---------- Items

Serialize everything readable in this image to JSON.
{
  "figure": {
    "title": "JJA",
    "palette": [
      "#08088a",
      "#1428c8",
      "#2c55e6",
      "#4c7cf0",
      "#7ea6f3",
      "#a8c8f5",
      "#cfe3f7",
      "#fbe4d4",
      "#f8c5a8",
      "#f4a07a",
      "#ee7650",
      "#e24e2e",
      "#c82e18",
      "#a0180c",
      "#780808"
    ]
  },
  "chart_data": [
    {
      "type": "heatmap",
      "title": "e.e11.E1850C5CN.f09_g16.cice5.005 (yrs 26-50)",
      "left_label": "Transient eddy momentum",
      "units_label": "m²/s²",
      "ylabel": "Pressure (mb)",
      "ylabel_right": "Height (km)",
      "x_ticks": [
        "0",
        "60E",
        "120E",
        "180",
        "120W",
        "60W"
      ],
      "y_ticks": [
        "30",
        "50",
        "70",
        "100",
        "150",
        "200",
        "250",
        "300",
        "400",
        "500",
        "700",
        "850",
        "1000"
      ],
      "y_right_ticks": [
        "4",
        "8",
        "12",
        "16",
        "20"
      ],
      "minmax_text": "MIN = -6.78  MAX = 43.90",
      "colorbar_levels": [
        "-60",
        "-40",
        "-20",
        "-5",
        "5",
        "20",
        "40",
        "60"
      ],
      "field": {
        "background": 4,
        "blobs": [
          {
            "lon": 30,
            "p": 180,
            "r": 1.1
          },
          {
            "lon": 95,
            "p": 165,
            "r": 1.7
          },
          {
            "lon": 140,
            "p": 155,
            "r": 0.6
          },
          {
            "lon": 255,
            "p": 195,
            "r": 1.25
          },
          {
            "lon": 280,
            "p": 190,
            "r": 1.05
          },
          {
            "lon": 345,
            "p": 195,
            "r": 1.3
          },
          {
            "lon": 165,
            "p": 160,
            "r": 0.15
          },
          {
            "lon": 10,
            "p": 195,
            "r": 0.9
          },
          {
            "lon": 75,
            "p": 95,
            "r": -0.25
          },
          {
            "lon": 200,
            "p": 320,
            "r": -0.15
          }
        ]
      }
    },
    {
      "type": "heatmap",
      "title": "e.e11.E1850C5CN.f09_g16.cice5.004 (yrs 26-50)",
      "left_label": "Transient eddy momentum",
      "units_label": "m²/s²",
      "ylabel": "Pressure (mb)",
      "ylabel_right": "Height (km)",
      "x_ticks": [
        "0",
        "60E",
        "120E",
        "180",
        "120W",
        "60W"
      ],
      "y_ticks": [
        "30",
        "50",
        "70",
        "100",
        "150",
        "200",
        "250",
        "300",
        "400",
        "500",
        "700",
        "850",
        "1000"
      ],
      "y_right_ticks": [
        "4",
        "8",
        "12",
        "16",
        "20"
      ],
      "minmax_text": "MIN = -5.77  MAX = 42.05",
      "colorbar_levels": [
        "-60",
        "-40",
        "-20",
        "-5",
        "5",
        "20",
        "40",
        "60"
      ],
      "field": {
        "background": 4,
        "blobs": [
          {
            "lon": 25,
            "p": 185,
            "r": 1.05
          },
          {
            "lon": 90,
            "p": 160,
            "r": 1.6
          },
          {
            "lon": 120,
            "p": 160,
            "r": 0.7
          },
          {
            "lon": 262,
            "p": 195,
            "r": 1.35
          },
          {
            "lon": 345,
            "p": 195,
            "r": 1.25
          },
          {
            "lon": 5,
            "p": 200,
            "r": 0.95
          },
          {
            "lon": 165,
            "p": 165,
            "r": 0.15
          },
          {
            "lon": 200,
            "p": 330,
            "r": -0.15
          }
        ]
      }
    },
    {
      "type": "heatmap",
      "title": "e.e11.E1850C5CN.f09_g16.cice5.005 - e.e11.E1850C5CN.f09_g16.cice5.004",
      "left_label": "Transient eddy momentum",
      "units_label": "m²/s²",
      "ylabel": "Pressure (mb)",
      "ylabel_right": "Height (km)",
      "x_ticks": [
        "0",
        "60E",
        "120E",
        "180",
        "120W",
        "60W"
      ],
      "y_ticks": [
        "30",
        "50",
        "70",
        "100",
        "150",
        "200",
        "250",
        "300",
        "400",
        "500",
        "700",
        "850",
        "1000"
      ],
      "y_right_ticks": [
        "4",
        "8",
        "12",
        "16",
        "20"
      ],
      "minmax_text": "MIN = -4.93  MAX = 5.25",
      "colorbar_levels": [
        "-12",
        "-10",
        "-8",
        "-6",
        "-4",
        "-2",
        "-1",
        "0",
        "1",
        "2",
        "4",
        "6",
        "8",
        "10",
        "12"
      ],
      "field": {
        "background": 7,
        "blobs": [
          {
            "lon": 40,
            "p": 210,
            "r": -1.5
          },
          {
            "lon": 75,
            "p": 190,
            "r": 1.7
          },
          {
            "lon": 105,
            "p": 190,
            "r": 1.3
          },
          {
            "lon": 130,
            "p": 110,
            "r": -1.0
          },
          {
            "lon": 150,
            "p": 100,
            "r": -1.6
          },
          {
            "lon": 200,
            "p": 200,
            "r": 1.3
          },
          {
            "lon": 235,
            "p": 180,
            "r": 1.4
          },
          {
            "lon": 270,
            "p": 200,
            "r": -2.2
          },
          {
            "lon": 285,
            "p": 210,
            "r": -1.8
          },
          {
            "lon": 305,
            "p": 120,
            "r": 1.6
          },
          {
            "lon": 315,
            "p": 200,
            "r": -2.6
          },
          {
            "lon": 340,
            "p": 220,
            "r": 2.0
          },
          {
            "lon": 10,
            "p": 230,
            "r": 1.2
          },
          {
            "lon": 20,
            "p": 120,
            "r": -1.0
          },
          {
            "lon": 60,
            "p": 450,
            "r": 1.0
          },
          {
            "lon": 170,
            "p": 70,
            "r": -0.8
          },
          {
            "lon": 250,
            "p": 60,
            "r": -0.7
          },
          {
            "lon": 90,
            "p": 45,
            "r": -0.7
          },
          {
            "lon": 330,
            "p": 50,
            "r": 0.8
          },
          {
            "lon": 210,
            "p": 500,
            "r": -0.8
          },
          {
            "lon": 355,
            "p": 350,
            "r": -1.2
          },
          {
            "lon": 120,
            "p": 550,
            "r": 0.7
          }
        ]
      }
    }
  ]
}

--------------------

### Written exercise
Give all the records again. Match them exactly.

### Worked answer
Serialize everything readable in this image to JSON.
{
  "figure": {
    "title": "JJA",
    "palette": [
      "#08088a",
      "#1428c8",
      "#2c55e6",
      "#4c7cf0",
      "#7ea6f3",
      "#a8c8f5",
      "#cfe3f7",
      "#fbe4d4",
      "#f8c5a8",
      "#f4a07a",
      "#ee7650",
      "#e24e2e",
      "#c82e18",
      "#a0180c",
      "#780808"
    ]
  },
  "chart_data": [
    {
      "type": "heatmap",
      "title": "e.e11.E1850C5CN.f09_g16.cice5.005 (yrs 26-50)",
      "left_label": "Transient eddy momentum",
      "units_label": "m²/s²",
      "ylabel": "Pressure (mb)",
      "ylabel_right": "Height (km)",
      "x_ticks": [
        "0",
        "60E",
        "120E",
        "180",
        "120W",
        "60W"
      ],
      "y_ticks": [
        "30",
        "50",
        "70",
        "100",
        "150",
        "200",
        "250",
        "300",
        "400",
        "500",
        "700",
        "850",
        "1000"
      ],
      "y_right_ticks": [
        "4",
        "8",
        "12",
        "16",
        "20"
      ],
      "minmax_text": "MIN = -6.78  MAX = 43.90",
      "colorbar_levels": [
        "-60",
        "-40",
        "-20",
        "-5",
        "5",
        "20",
        "40",
        "60"
      ],
      "field": {
        "background": 4,
        "blobs": [
          {
            "lon": 30,
            "p": 180,
            "r": 1.1
          },
          {
            "lon": 95,
            "p": 165,
            "r": 1.7
          },
          {
            "lon": 140,
            "p": 155,
            "r": 0.6
          },
          {
            "lon": 255,
            "p": 195,
            "r": 1.25
          },
          {
            "lon": 280,
            "p": 190,
            "r": 1.05
          },
          {
            "lon": 345,
            "p": 195,
            "r": 1.3
          },
          {
            "lon": 165,
            "p": 160,
            "r": 0.15
          },
          {
            "lon": 10,
            "p": 195,
            "r": 0.9
          },
          {
            "lon": 75,
            "p": 95,
            "r": -0.25
          },
          {
            "lon": 200,
            "p": 320,
            "r": -0.15
          }
        ]
      }
    },
    {
      "type": "heatmap",
      "title": "e.e11.E1850C5CN.f09_g16.cice5.004 (yrs 26-50)",
      "left_label": "Transient eddy momentum",
      "units_label": "m²/s²",
      "ylabel": "Pressure (mb)",
      "ylabel_right": "Height (km)",
      "x_ticks": [
        "0",
        "60E",
        "120E",
        "180",
        "120W",
        "60W"
      ],
      "y_ticks": [
        "30",
        "50",
        "70",
        "100",
        "150",
        "200",
        "250",
        "300",
        "400",
        "500",
        "700",
        "850",
        "1000"
      ],
      "y_right_ticks": [
        "4",
        "8",
        "12",
        "16",
        "20"
      ],
      "minmax_text": "MIN = -5.77  MAX = 42.05",
      "colorbar_levels": [
        "-60",
        "-40",
        "-20",
        "-5",
        "5",
        "20",
        "40",
        "60"
      ],
      "field": {
        "background": 4,
        "blobs": [
          {
            "lon": 25,
            "p": 185,
            "r": 1.05
          },
          {
            "lon": 90,
            "p": 160,
            "r": 1.6
          },
          {
            "lon": 120,
            "p": 160,
            "r": 0.7
          },
          {
            "lon": 262,
            "p": 195,
            "r": 1.35
          },
          {
            "lon": 345,
            "p": 195,
            "r": 1.25
          },
          {
            "lon": 5,
            "p": 200,
            "r": 0.95
          },
          {
            "lon": 165,
            "p": 165,
            "r": 0.15
          },
          {
            "lon": 200,
            "p": 330,
            "r": -0.15
          }
        ]
      }
    },
    {
      "type": "heatmap",
      "title": "e.e11.E1850C5CN.f09_g16.cice5.005 - e.e11.E1850C5CN.f09_g16.cice5.004",
      "left_label": "Transient eddy momentum",
      "units_label": "m²/s²",
      "ylabel": "Pressure (mb)",
      "ylabel_right": "Height (km)",
      "x_ticks": [
        "0",
        "60E",
        "120E",
        "180",
        "120W",
        "60W"
      ],
      "y_ticks": [
        "30",
        "50",
        "70",
        "100",
        "150",
        "200",
        "250",
        "300",
        "400",
        "500",
        "700",
        "850",
        "1000"
      ],
      "y_right_ticks": [
        "4",
        "8",
        "12",
        "16",
        "20"
      ],
      "minmax_text": "MIN = -4.93  MAX = 5.25",
      "colorbar_levels": [
        "-12",
        "-10",
        "-8",
        "-6",
        "-4",
        "-2",
        "-1",
        "0",
        "1",
        "2",
        "4",
        "6",
        "8",
        "10",
        "12"
      ],
      "field": {
        "background": 7,
        "blobs": [
          {
            "lon": 40,
            "p": 210,
            "r": -1.5
          },
          {
            "lon": 75,
            "p": 190,
            "r": 1.7
          },
          {
            "lon": 105,
            "p": 190,
            "r": 1.3
          },
          {
            "lon": 130,
            "p": 110,
            "r": -1.0
          },
          {
            "lon": 150,
            "p": 100,
            "r": -1.6
          },
          {
            "lon": 200,
            "p": 200,
            "r": 1.3
          },
          {
            "lon": 235,
            "p": 180,
            "r": 1.4
          },
          {
            "lon": 270,
            "p": 200,
            "r": -2.2
          },
          {
            "lon": 285,
            "p": 210,
            "r": -1.8
          },
          {
            "lon": 305,
            "p": 120,
            "r": 1.6
          },
          {
            "lon": 315,
            "p": 200,
            "r": -2.6
          },
          {
            "lon": 340,
            "p": 220,
            "r": 2.0
          },
          {
            "lon": 10,
            "p": 230,
            "r": 1.2
          },
          {
            "lon": 20,
            "p": 120,
            "r": -1.0
          },
          {
            "lon": 60,
            "p": 450,
            "r": 1.0
          },
          {
            "lon": 170,
            "p": 70,
            "r": -0.8
          },
          {
            "lon": 250,
            "p": 60,
            "r": -0.7
          },
          {
            "lon": 90,
            "p": 45,
            "r": -0.7
          },
          {
            "lon": 330,
            "p": 50,
            "r": 0.8
          },
          {
            "lon": 210,
            "p": 500,
            "r": -0.8
          },
          {
            "lon": 355,
            "p": 350,
            "r": -1.2
          },
          {
            "lon": 120,
            "p": 550,
            "r": 0.7
          }
        ]
      }
    }
  ]
}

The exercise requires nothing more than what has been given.